> [Exercise goal]:
Give the number of lines containing the word "morbi" and nothing more.

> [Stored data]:
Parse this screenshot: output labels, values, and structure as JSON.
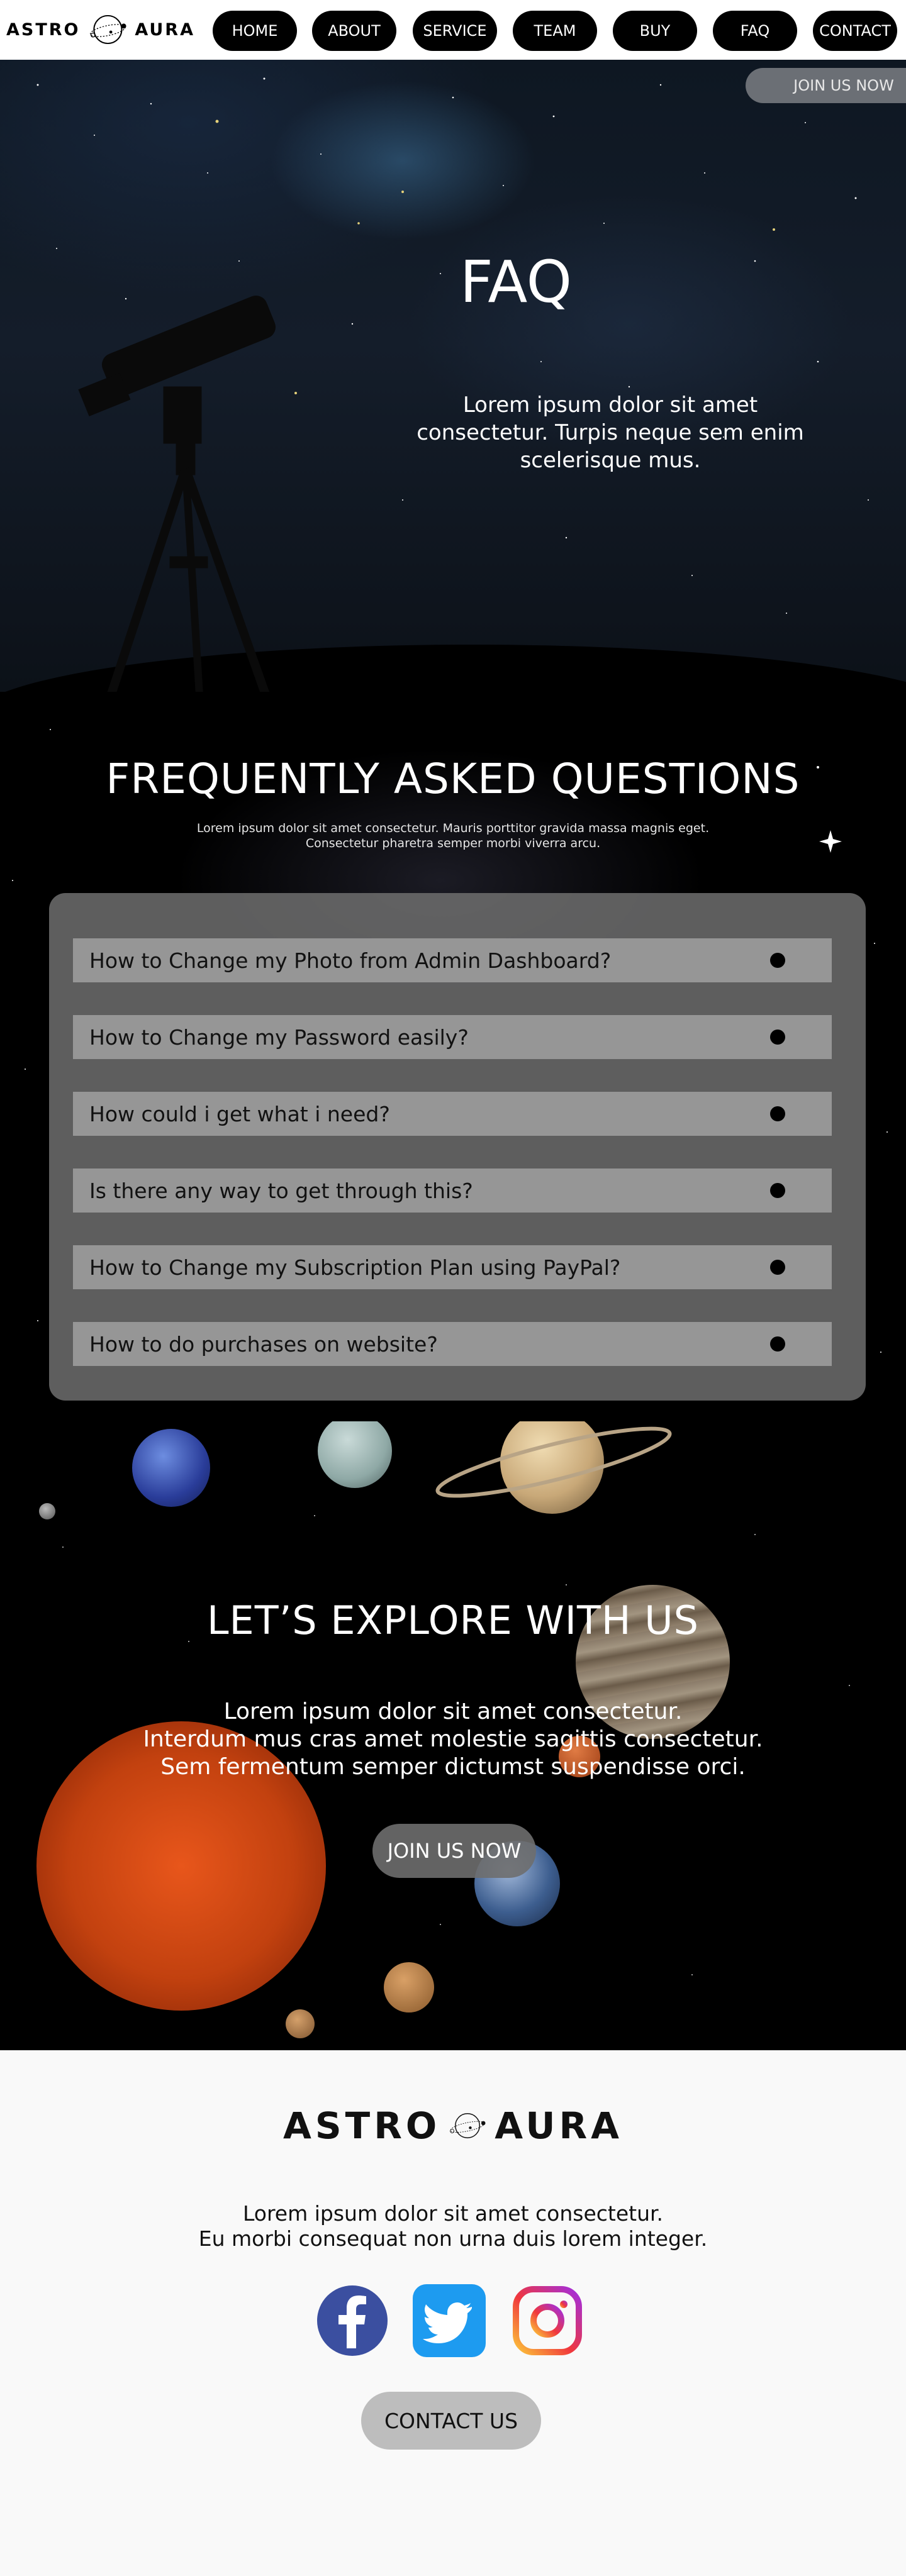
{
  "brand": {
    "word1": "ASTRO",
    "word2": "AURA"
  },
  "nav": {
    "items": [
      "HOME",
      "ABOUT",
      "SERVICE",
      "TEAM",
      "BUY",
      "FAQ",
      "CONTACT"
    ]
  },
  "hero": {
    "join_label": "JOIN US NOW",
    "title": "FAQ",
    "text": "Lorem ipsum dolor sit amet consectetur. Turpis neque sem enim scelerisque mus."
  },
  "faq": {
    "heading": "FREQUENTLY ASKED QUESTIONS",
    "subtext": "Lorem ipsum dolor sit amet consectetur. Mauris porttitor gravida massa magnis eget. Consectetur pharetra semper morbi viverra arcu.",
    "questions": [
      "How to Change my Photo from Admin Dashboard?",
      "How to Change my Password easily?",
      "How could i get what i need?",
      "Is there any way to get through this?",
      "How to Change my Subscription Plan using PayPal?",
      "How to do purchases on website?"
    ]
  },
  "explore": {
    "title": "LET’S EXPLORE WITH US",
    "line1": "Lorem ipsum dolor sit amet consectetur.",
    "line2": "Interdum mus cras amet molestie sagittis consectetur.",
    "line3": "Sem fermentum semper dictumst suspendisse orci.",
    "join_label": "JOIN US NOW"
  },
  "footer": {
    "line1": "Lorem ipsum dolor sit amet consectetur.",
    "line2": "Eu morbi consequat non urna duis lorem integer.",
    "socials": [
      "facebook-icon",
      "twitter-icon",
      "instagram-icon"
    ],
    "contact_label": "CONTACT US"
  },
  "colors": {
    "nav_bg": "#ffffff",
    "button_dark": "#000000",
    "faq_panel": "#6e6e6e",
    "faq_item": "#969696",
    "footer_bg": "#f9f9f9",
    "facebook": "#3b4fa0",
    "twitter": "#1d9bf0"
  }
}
...
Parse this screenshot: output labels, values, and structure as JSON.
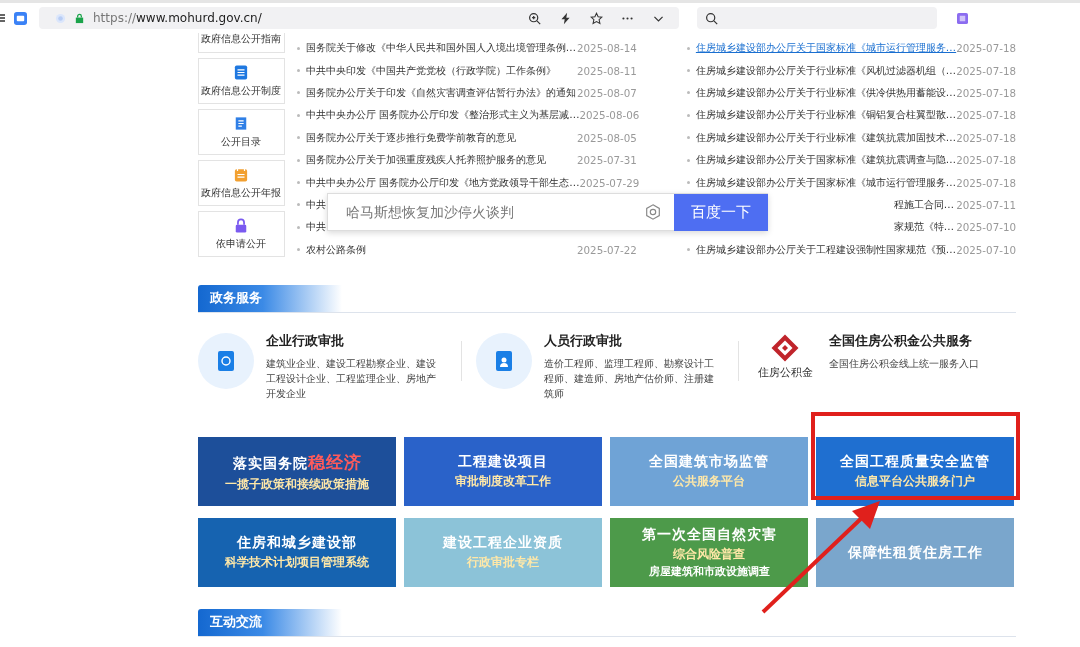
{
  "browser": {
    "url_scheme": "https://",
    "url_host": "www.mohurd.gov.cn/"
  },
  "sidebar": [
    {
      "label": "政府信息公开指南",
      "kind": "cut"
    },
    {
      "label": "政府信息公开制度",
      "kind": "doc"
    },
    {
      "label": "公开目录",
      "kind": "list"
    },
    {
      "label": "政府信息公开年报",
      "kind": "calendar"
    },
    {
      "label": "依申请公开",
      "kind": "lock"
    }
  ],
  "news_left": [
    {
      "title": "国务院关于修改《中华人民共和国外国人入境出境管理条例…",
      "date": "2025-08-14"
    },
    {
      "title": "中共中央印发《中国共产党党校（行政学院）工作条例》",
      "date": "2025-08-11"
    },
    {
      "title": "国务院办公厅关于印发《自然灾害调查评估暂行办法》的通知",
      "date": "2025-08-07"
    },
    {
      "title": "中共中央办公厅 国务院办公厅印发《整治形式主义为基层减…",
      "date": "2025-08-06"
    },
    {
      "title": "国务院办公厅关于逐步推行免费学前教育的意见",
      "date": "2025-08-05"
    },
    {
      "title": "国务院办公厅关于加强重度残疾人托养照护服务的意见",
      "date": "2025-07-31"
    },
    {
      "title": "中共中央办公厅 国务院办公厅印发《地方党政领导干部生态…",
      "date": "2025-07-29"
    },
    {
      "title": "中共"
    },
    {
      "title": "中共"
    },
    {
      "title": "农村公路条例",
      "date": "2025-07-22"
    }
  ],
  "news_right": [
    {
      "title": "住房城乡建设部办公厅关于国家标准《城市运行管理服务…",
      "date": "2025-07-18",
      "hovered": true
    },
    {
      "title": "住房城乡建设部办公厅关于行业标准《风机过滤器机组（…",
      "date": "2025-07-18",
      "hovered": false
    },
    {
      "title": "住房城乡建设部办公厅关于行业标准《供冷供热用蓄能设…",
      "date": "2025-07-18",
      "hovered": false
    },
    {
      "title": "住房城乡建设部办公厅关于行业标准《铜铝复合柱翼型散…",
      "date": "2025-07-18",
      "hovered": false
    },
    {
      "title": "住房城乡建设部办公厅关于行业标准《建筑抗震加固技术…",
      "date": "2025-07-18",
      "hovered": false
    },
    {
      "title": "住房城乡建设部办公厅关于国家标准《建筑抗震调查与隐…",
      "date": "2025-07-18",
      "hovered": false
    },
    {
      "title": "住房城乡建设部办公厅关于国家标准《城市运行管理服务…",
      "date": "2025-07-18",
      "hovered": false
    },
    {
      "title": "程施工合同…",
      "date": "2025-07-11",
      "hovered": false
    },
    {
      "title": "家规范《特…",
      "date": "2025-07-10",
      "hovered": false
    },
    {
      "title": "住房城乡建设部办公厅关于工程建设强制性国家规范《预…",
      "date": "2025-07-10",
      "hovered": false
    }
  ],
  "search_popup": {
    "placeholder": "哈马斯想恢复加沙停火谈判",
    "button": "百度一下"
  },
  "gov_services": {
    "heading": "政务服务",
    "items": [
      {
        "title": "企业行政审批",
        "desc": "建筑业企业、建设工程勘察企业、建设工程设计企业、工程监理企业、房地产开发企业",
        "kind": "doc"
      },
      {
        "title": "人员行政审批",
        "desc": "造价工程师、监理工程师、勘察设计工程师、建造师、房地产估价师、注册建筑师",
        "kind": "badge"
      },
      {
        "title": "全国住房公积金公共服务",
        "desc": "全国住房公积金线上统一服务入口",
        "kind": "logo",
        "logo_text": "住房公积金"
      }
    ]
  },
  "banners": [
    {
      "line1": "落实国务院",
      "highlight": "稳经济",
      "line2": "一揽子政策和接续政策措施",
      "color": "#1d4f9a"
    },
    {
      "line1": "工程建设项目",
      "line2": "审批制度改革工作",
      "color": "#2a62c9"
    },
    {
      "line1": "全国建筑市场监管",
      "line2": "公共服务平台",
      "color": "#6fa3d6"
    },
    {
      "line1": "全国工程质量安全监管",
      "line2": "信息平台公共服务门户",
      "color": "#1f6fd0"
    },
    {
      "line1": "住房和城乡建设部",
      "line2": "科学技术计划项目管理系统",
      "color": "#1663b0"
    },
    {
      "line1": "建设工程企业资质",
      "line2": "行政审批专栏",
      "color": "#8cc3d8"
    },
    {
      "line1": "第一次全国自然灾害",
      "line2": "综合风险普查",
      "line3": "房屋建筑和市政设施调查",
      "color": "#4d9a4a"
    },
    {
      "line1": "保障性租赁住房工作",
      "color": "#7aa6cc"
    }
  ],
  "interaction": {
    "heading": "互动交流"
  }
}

> [Task answer]:
2